Start Record excerpts
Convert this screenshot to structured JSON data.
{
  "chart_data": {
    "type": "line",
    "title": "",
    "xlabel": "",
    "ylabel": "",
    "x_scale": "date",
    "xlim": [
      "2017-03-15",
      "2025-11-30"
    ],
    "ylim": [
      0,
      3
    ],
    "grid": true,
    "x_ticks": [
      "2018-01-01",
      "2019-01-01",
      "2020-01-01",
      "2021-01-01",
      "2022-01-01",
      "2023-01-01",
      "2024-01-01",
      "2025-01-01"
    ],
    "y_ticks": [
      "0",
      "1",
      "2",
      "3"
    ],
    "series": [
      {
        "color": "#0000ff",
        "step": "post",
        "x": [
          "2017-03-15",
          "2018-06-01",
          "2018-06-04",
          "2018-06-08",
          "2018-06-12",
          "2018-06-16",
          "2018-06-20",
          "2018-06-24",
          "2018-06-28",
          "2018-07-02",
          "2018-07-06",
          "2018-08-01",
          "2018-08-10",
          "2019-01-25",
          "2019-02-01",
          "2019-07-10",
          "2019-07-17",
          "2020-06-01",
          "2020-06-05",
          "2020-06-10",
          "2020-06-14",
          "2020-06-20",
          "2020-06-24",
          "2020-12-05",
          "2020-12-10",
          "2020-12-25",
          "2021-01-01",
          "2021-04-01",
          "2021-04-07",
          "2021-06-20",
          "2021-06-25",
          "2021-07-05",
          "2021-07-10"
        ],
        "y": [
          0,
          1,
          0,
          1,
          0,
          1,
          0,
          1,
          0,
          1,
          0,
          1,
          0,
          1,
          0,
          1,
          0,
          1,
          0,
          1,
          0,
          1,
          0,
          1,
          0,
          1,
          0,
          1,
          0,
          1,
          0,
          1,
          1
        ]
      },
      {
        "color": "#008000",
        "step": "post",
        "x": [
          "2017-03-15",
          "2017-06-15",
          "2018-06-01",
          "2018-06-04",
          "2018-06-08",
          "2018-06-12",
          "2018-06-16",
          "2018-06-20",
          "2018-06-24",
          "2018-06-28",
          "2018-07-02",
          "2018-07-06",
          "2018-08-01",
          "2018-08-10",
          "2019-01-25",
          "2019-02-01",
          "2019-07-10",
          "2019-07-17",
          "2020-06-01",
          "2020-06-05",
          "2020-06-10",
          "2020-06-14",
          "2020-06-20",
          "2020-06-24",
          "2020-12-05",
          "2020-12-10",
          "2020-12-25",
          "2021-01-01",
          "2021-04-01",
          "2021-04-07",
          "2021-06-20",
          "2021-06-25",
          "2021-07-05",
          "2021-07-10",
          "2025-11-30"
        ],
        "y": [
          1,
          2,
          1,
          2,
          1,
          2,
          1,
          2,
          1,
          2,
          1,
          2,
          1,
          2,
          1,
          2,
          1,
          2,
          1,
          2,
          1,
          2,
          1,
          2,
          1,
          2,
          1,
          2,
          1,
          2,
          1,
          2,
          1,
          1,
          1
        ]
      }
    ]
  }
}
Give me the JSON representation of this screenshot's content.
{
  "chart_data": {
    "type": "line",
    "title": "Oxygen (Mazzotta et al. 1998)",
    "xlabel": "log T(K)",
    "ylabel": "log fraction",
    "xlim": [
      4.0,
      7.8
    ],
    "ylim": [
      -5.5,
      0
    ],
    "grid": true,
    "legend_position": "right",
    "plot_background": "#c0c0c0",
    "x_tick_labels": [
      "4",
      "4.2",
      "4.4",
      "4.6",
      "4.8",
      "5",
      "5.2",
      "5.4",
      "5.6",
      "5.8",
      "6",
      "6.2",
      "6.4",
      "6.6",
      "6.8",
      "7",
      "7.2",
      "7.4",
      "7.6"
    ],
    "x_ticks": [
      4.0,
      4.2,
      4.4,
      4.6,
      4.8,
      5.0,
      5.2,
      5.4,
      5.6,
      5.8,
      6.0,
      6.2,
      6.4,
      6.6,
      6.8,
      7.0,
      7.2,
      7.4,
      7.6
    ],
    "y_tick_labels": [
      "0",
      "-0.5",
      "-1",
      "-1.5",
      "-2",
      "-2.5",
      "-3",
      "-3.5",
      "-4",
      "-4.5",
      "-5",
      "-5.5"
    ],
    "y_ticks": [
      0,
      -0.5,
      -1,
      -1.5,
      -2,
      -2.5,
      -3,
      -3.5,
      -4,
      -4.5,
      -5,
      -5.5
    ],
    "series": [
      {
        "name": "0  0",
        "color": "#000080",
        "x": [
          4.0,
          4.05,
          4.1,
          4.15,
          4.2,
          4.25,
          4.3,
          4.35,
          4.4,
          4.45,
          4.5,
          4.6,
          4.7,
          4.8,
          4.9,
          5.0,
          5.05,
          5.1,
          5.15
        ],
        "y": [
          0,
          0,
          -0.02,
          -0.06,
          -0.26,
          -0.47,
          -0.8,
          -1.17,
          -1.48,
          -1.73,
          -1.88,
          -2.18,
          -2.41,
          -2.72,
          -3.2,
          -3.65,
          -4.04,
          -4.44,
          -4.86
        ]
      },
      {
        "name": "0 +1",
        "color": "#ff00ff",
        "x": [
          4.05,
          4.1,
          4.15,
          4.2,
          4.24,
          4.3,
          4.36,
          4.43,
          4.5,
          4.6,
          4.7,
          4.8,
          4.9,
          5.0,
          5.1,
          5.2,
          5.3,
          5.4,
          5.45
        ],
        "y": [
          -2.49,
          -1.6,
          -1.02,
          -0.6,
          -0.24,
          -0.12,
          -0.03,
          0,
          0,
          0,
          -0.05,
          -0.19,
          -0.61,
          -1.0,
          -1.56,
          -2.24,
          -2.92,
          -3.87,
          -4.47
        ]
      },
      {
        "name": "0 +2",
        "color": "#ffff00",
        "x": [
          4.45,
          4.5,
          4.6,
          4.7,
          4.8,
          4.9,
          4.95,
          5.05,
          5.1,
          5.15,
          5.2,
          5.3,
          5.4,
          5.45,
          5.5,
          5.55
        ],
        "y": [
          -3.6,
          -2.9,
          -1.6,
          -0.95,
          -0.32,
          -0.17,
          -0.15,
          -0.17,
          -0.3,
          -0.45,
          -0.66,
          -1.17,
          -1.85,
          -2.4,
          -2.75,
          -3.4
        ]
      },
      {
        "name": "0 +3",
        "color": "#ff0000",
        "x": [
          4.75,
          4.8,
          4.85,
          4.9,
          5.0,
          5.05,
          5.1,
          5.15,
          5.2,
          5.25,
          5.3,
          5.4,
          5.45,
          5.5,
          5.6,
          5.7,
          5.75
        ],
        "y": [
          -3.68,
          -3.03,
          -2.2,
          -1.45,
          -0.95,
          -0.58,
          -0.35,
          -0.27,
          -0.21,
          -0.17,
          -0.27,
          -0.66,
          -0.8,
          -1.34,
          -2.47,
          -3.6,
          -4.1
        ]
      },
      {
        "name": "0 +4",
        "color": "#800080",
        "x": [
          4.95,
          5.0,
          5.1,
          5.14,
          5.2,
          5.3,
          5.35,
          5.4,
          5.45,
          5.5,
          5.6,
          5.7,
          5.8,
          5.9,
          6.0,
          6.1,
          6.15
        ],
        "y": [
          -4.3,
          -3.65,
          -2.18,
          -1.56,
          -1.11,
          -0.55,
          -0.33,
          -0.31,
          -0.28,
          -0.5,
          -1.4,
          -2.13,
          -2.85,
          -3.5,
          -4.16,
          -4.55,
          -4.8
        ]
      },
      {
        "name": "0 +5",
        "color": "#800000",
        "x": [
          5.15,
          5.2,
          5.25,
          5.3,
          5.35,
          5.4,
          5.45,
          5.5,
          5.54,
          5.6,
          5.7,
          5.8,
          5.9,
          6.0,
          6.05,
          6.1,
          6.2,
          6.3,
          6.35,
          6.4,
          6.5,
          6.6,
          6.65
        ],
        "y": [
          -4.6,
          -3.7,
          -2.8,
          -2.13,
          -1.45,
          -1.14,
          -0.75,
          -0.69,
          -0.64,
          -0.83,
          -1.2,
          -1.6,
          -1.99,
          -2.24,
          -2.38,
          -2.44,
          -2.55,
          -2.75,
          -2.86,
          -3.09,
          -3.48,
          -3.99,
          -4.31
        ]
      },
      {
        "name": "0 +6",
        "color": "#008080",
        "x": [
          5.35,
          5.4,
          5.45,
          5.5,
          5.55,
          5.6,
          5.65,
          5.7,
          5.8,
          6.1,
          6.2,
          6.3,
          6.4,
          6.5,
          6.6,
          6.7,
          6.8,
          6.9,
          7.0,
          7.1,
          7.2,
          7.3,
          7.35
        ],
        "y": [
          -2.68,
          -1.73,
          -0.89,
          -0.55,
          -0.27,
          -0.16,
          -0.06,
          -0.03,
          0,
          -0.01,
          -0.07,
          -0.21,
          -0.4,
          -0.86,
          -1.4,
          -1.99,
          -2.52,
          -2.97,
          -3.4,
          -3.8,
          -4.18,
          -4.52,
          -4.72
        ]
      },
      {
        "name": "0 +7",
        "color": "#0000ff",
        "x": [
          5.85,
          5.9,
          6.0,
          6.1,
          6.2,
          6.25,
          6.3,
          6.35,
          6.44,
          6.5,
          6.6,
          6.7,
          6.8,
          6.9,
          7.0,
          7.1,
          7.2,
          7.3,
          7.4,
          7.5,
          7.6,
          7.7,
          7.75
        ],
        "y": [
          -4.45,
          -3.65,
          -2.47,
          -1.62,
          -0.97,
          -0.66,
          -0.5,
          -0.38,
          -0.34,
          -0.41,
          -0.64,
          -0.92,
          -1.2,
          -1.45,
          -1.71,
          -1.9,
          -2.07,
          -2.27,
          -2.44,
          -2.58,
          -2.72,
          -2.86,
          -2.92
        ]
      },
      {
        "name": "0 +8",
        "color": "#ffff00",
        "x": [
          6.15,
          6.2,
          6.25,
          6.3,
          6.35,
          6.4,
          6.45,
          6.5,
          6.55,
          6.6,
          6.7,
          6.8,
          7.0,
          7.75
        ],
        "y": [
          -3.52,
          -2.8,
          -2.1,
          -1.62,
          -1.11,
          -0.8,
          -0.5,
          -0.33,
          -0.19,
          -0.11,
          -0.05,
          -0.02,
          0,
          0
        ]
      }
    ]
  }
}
End Record excerpts
What the exercise asks :: Search the listing for the word "screenshot". Copy every line in which it occurs.

Exercise result ::
Convert this screenshot to structured JSON data.
Give me the JSON representation of this screenshot's content.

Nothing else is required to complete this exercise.